-- START --

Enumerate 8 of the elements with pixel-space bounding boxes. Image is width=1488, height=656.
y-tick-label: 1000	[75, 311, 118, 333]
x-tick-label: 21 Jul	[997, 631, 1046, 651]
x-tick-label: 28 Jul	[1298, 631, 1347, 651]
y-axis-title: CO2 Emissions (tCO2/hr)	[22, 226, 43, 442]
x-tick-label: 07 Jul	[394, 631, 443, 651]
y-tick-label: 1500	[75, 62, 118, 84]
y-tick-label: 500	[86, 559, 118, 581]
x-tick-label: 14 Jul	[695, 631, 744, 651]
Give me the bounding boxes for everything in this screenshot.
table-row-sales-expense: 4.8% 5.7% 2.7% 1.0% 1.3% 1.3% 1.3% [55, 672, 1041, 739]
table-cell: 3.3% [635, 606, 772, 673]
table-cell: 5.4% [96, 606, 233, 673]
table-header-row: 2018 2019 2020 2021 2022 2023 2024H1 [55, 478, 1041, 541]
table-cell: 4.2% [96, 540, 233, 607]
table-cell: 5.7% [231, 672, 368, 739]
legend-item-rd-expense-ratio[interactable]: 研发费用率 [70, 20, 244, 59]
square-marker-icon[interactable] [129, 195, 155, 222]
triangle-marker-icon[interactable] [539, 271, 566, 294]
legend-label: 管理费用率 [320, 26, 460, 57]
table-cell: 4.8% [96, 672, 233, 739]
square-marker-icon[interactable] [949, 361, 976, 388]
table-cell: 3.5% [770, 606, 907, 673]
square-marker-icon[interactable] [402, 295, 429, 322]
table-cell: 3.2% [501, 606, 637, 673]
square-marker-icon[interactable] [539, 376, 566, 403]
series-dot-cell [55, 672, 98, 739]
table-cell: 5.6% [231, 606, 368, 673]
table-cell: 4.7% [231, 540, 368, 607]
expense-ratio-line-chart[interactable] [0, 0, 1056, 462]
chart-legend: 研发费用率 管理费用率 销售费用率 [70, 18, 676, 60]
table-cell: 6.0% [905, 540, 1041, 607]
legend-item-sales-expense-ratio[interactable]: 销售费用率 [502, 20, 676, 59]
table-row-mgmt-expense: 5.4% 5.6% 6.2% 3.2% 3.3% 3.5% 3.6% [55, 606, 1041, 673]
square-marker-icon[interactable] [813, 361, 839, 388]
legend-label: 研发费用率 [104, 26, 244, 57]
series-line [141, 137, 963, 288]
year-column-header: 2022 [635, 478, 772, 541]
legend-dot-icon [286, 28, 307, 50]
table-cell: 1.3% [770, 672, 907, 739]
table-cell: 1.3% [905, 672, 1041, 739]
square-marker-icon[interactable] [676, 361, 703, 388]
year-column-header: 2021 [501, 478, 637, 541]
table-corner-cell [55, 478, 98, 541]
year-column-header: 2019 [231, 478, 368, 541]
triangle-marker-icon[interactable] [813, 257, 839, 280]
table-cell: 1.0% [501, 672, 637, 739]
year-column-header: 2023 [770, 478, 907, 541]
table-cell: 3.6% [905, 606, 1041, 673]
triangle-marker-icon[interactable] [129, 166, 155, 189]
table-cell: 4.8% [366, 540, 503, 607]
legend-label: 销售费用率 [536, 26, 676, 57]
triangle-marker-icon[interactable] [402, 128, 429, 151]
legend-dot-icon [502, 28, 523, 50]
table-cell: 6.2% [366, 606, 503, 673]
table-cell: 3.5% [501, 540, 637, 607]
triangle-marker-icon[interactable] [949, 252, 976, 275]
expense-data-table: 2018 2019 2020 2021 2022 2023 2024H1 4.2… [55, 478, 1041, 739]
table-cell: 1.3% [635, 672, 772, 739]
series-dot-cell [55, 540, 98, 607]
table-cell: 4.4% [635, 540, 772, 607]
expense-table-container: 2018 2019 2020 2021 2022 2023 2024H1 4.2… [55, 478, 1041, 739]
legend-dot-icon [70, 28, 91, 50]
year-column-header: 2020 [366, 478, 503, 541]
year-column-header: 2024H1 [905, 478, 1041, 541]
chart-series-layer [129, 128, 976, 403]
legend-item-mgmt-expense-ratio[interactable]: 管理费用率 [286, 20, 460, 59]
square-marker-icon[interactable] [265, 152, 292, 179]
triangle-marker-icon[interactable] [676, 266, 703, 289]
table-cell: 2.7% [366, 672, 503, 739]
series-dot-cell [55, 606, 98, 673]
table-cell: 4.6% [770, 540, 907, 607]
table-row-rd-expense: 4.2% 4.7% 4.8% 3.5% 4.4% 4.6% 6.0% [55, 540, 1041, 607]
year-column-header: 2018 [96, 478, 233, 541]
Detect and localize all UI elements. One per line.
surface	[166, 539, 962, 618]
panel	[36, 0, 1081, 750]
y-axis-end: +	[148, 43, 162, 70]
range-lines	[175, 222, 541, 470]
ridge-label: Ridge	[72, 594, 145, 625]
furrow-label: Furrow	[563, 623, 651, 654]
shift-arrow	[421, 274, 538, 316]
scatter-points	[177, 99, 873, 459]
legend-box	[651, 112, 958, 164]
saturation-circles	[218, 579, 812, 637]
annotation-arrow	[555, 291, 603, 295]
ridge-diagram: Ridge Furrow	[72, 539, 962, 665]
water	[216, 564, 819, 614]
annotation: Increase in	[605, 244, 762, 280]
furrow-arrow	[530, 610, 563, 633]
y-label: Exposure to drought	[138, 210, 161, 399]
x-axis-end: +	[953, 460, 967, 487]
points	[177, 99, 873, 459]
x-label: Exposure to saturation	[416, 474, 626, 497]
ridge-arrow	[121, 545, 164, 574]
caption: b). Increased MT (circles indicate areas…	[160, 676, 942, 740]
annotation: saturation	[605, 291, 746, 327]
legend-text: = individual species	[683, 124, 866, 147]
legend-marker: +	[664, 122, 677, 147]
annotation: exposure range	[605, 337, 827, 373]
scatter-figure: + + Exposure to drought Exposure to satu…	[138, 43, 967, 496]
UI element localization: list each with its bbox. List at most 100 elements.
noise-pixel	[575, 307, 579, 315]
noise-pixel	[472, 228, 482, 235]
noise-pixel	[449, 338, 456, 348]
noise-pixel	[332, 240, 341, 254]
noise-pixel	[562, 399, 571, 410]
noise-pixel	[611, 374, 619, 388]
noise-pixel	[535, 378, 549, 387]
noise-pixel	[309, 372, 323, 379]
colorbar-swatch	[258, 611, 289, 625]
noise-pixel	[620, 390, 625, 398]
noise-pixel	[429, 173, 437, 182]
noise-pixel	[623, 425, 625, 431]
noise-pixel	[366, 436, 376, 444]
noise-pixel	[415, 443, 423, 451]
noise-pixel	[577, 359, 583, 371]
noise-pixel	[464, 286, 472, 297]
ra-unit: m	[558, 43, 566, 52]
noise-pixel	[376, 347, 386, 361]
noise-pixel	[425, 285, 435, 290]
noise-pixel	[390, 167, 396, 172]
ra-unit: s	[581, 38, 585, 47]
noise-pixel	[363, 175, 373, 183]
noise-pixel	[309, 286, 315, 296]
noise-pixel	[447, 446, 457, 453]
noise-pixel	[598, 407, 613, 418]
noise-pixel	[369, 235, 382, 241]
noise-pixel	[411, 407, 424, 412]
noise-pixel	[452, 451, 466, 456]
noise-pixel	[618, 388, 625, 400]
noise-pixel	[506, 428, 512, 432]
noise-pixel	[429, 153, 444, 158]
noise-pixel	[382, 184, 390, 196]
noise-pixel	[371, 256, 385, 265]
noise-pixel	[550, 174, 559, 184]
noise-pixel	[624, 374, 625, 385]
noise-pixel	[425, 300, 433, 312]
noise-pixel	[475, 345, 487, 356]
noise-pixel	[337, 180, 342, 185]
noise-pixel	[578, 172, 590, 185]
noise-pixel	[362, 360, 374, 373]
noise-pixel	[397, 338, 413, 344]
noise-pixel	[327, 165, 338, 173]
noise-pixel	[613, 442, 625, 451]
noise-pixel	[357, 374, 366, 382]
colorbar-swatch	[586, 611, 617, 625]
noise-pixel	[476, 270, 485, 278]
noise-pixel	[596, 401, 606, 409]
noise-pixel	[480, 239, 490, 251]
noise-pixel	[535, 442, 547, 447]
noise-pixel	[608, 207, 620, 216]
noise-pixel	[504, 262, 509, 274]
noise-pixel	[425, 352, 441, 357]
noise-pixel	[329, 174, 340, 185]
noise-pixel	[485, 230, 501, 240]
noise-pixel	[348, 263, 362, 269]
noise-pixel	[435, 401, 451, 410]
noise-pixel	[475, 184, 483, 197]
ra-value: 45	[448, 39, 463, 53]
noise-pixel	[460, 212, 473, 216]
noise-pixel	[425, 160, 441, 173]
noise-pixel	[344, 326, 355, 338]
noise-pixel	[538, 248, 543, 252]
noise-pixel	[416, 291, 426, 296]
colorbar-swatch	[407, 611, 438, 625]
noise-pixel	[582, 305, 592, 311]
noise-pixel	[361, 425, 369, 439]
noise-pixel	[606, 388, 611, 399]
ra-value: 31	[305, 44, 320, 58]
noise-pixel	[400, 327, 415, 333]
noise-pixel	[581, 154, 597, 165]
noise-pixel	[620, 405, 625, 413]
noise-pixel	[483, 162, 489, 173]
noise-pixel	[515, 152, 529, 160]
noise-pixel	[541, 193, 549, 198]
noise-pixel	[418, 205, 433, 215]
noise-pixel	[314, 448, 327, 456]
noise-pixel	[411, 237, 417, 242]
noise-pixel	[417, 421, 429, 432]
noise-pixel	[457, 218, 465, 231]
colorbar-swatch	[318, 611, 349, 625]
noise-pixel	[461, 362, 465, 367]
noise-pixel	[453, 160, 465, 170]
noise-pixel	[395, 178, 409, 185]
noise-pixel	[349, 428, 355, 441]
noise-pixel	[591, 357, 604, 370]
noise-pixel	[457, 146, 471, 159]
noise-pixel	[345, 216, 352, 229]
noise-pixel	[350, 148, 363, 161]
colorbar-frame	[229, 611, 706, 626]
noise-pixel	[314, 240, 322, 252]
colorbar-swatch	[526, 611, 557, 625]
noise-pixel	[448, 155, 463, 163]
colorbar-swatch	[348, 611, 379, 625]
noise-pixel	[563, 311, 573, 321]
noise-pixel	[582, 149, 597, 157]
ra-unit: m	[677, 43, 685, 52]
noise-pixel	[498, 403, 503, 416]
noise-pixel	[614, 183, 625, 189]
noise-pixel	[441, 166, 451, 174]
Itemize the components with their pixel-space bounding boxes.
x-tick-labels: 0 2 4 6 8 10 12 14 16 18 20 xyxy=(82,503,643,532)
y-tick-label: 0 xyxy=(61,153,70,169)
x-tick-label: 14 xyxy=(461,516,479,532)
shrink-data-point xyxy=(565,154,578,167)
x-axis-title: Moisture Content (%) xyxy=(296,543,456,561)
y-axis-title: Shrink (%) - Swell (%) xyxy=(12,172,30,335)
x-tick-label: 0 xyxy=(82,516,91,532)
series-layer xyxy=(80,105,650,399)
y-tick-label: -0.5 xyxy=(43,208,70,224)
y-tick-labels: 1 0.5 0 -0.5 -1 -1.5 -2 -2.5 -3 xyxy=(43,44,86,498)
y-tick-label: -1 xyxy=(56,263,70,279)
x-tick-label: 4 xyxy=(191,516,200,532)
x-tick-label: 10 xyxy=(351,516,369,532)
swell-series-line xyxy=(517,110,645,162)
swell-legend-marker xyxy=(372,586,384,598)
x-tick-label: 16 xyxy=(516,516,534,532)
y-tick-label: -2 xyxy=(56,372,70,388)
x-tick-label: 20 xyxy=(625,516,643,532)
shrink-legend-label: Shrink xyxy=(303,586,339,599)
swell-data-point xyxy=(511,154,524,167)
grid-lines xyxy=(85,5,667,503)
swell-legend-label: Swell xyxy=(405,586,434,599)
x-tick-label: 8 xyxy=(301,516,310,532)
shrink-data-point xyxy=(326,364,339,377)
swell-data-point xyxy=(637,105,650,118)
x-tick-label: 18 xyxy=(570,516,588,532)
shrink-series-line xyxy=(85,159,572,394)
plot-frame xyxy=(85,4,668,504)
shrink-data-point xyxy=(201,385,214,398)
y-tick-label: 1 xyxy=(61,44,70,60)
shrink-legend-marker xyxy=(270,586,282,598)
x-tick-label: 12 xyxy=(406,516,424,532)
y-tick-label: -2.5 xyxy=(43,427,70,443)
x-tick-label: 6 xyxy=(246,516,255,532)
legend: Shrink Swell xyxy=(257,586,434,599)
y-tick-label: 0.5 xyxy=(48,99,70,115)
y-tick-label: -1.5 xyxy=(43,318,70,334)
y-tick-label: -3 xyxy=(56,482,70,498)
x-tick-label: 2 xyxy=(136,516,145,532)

-- END --

▶ **EXERCISE GOAL**:
Pick out each line in the rows above that contains the string "scatter", and copy those lines.

▶ **THE RESULT**:
scatter-points	[177, 99, 873, 459]
scatter-figure: + + Exposure to drought Exposure to satu…	[138, 43, 967, 496]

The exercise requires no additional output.